[SHORT PROBLEM] The data below should be printed in full, exactly, and without any of its images.

[GIVEN DATA]
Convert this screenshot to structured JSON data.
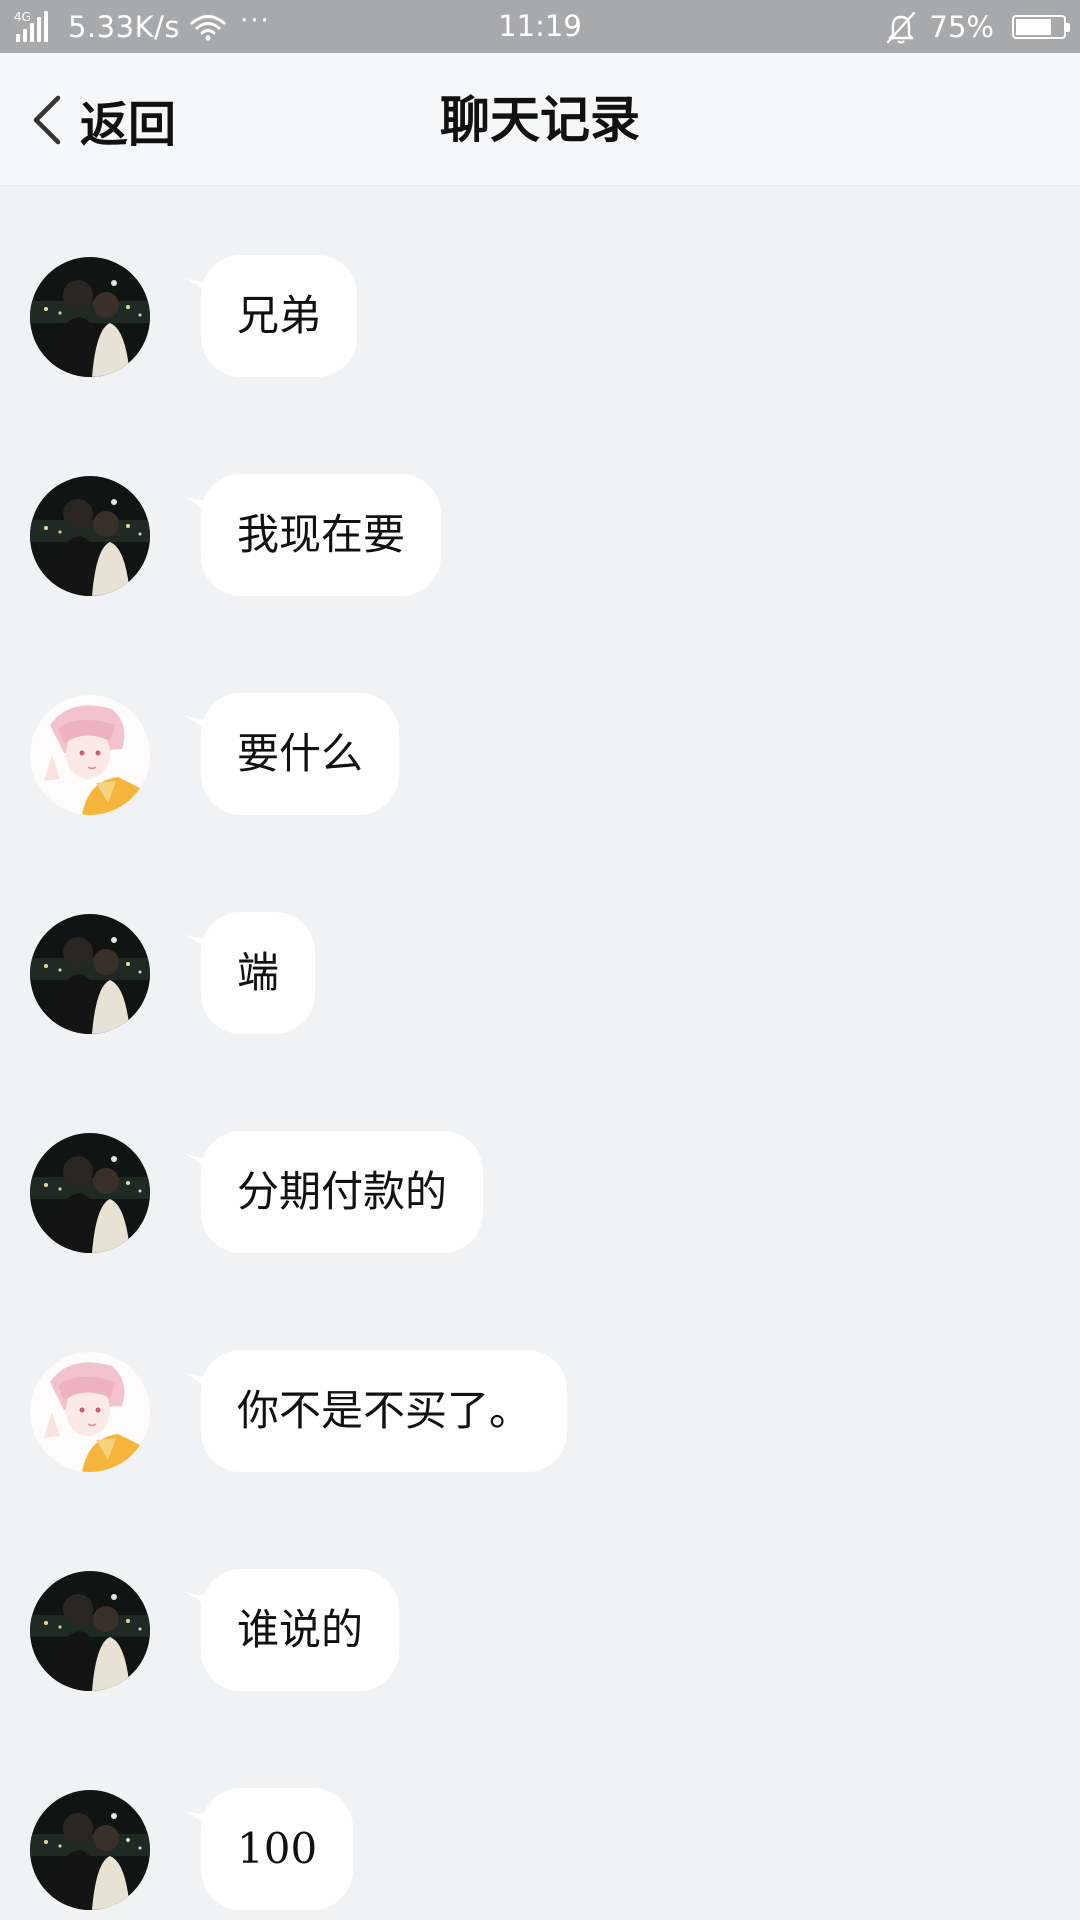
{
  "status_bar": {
    "network": "4G",
    "speed": "5.33K/s",
    "dots": "···",
    "time": "11:19",
    "battery_text": "75%",
    "battery_level": 0.75,
    "icons": [
      "signal-icon",
      "wifi-icon",
      "mute-bell-icon",
      "battery-icon"
    ]
  },
  "header": {
    "back_label": "返回",
    "title": "聊天记录",
    "back_icon": "chevron-left-icon"
  },
  "messages": [
    {
      "sender": "friend-a",
      "text": "兄弟"
    },
    {
      "sender": "friend-a",
      "text": "我现在要"
    },
    {
      "sender": "friend-b",
      "text": "要什么"
    },
    {
      "sender": "friend-a",
      "text": "端"
    },
    {
      "sender": "friend-a",
      "text": "分期付款的"
    },
    {
      "sender": "friend-b",
      "text": "你不是不买了。"
    },
    {
      "sender": "friend-a",
      "text": "谁说的"
    },
    {
      "sender": "friend-a",
      "text": "100"
    }
  ],
  "colors": {
    "status_bar_bg": "#a8a9ab",
    "header_bg": "#f6f7f9",
    "chat_bg": "#f1f2f4",
    "bubble_bg": "#ffffff",
    "text": "#111111"
  }
}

[THE RESPONSE]
Convert this screenshot to structured JSON data.
{
  "status_bar": {
    "network": "4G",
    "speed": "5.33K/s",
    "dots": "···",
    "time": "11:19",
    "battery_text": "75%",
    "battery_level": 0.75,
    "icons": [
      "signal-icon",
      "wifi-icon",
      "mute-bell-icon",
      "battery-icon"
    ]
  },
  "header": {
    "back_label": "返回",
    "title": "聊天记录",
    "back_icon": "chevron-left-icon"
  },
  "messages": [
    {
      "sender": "friend-a",
      "text": "兄弟"
    },
    {
      "sender": "friend-a",
      "text": "我现在要"
    },
    {
      "sender": "friend-b",
      "text": "要什么"
    },
    {
      "sender": "friend-a",
      "text": "端"
    },
    {
      "sender": "friend-a",
      "text": "分期付款的"
    },
    {
      "sender": "friend-b",
      "text": "你不是不买了。"
    },
    {
      "sender": "friend-a",
      "text": "谁说的"
    },
    {
      "sender": "friend-a",
      "text": "100"
    }
  ],
  "colors": {
    "status_bar_bg": "#a8a9ab",
    "header_bg": "#f6f7f9",
    "chat_bg": "#f1f2f4",
    "bubble_bg": "#ffffff",
    "text": "#111111"
  }
}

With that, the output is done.